▶ **RECORDS PROVIDED**:

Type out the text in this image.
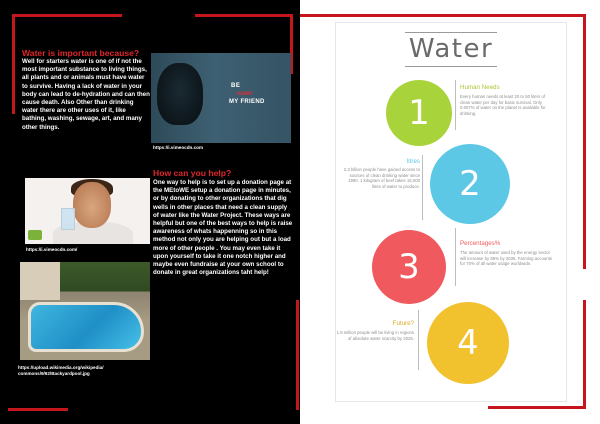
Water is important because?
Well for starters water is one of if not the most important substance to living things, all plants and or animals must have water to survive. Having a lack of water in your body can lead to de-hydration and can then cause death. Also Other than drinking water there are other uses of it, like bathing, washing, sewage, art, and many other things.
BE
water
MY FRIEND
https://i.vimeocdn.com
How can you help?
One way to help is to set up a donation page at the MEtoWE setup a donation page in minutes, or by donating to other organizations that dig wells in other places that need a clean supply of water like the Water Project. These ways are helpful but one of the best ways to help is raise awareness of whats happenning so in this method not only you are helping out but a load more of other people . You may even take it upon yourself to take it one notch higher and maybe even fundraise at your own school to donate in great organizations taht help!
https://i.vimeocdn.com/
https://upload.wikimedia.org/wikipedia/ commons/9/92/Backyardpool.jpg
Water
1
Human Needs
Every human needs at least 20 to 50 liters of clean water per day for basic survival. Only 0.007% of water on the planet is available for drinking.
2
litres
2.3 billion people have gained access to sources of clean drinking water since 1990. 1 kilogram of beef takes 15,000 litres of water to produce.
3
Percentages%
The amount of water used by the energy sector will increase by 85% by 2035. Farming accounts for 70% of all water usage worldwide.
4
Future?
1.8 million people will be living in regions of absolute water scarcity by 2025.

...

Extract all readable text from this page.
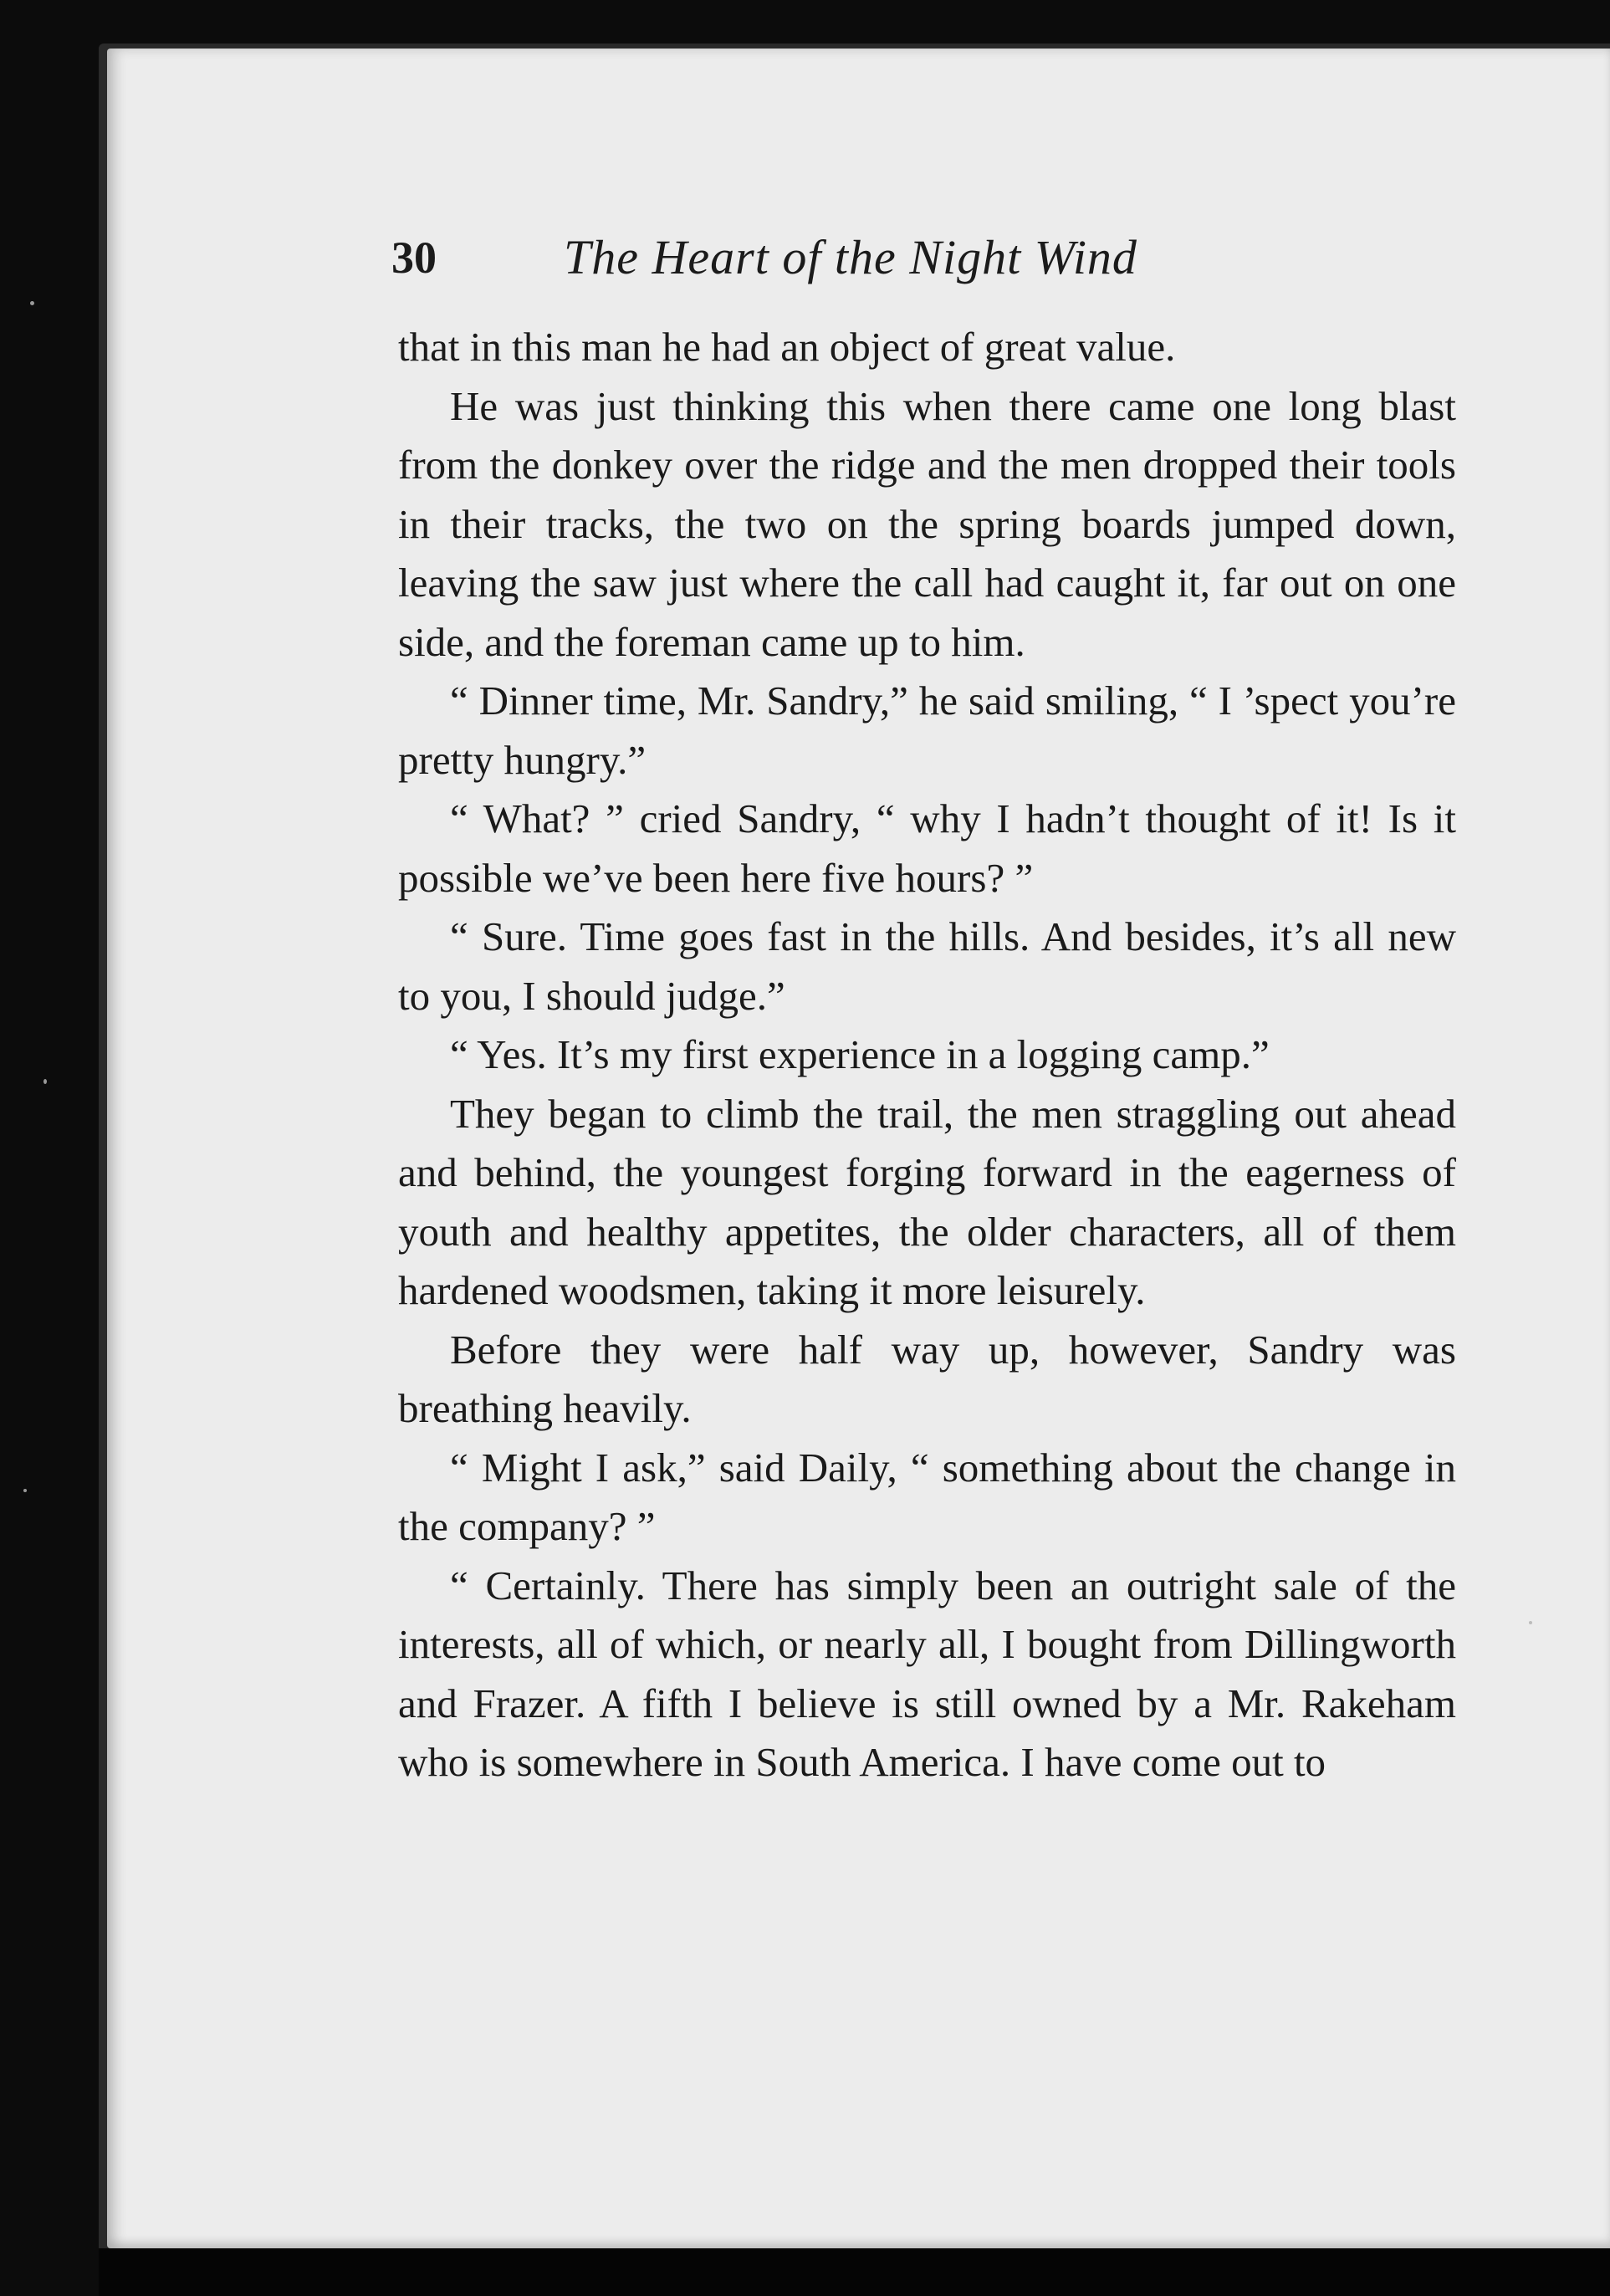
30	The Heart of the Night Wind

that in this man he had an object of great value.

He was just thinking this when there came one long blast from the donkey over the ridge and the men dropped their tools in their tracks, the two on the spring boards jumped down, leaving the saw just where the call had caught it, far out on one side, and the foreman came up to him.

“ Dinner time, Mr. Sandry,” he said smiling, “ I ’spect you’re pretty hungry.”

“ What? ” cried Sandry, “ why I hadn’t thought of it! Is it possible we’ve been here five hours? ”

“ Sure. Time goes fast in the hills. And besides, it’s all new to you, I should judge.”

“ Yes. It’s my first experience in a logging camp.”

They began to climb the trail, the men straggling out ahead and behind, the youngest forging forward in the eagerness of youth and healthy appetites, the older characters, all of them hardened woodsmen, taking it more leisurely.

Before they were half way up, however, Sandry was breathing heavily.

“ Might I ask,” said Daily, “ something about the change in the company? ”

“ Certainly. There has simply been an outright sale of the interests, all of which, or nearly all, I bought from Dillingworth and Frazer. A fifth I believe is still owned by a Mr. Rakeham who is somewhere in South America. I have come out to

--

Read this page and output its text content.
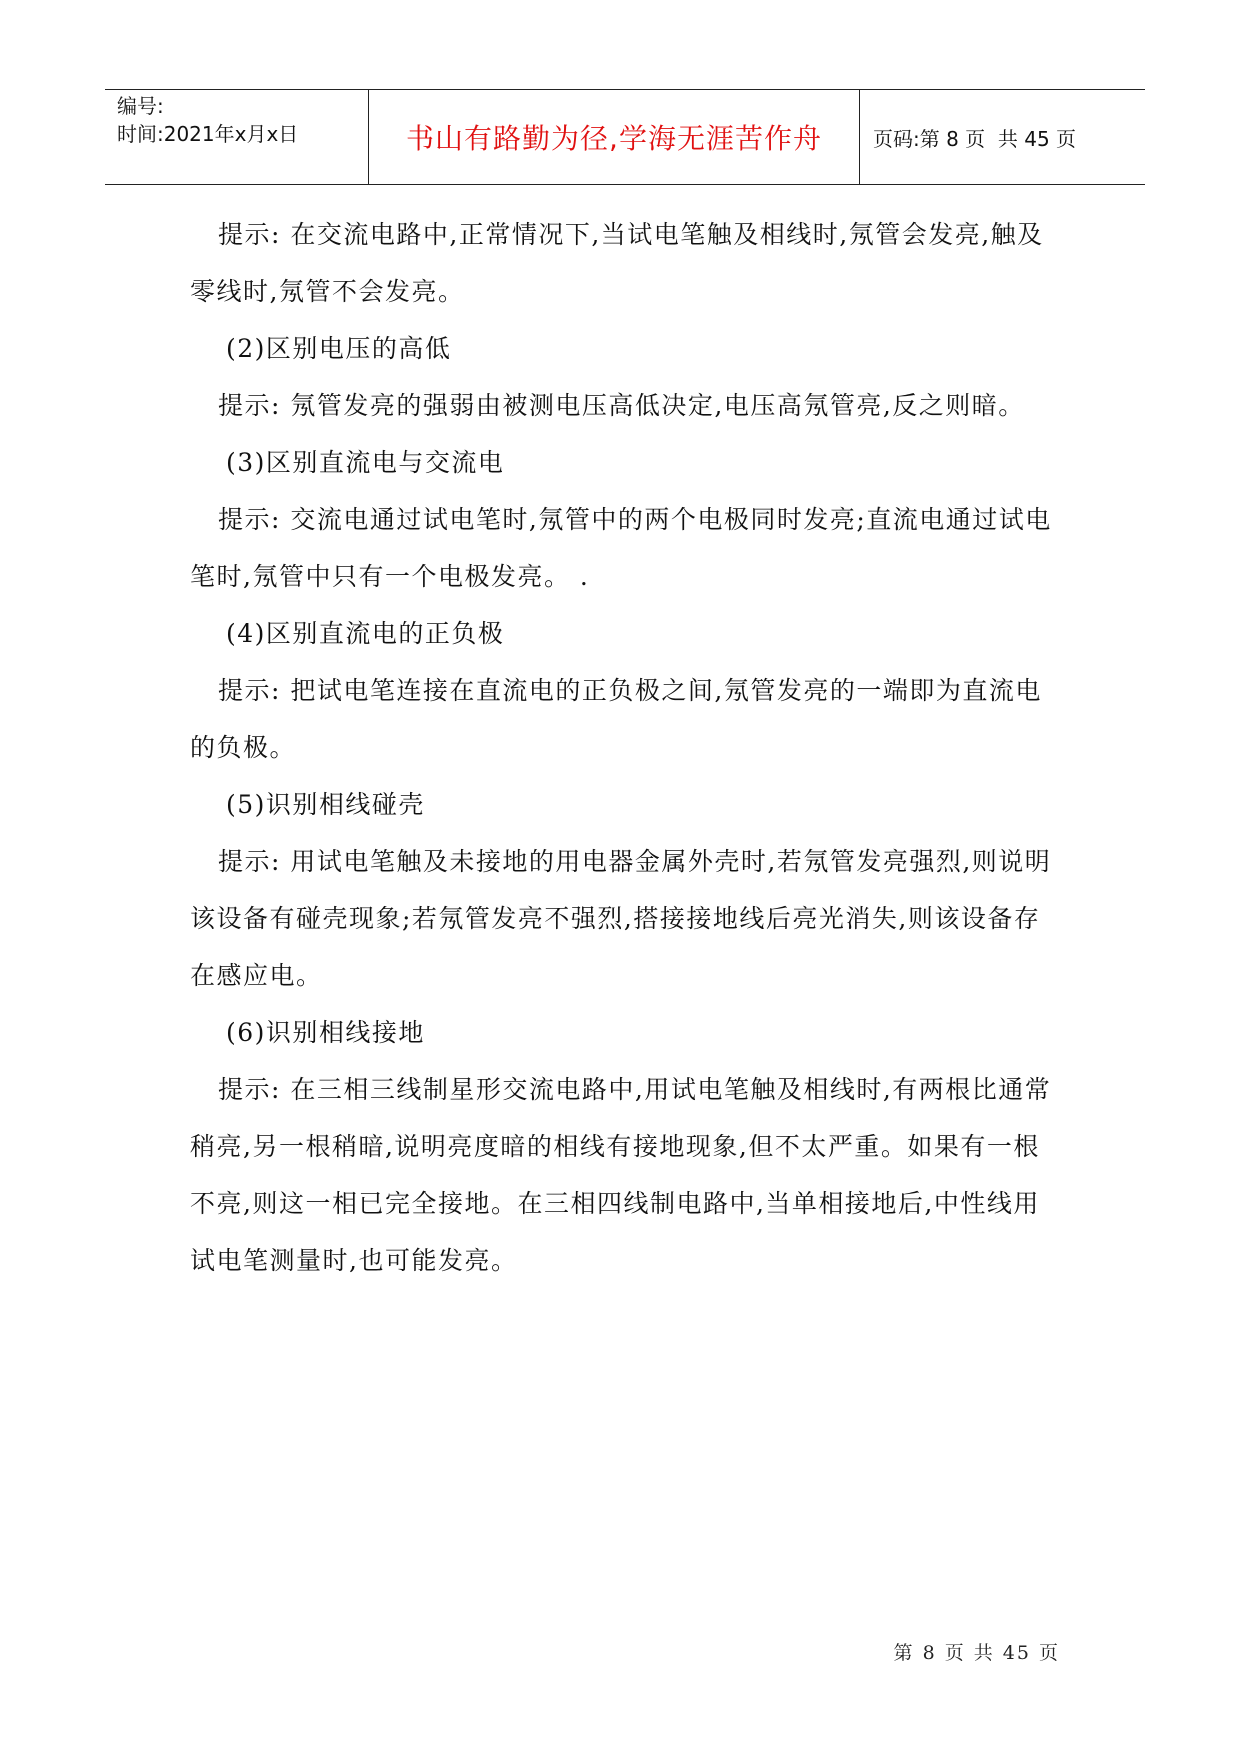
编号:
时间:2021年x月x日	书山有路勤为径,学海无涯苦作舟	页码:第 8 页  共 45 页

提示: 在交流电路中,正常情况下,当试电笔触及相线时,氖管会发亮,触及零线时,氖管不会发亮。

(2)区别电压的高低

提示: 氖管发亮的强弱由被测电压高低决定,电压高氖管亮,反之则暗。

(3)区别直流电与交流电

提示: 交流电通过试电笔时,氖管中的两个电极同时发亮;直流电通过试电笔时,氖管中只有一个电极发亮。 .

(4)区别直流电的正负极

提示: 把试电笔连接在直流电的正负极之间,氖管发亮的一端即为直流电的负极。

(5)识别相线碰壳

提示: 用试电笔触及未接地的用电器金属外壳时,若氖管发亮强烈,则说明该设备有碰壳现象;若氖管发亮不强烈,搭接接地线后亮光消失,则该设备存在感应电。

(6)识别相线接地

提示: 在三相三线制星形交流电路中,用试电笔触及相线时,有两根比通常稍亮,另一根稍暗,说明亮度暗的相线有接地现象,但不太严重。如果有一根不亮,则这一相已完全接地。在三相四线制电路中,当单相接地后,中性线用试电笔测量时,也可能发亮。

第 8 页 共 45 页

▶ **AIM OF THE TASK**: Which lines in the data above contain "https"? Show each one.

▶ **RESPONSE FOR THIS EXERCISE**:
https://i.vimeocdn.com
https://i.vimeocdn.com/
https://upload.wikimedia.org/wikipedia/ commons/9/92/Backyardpool.jpg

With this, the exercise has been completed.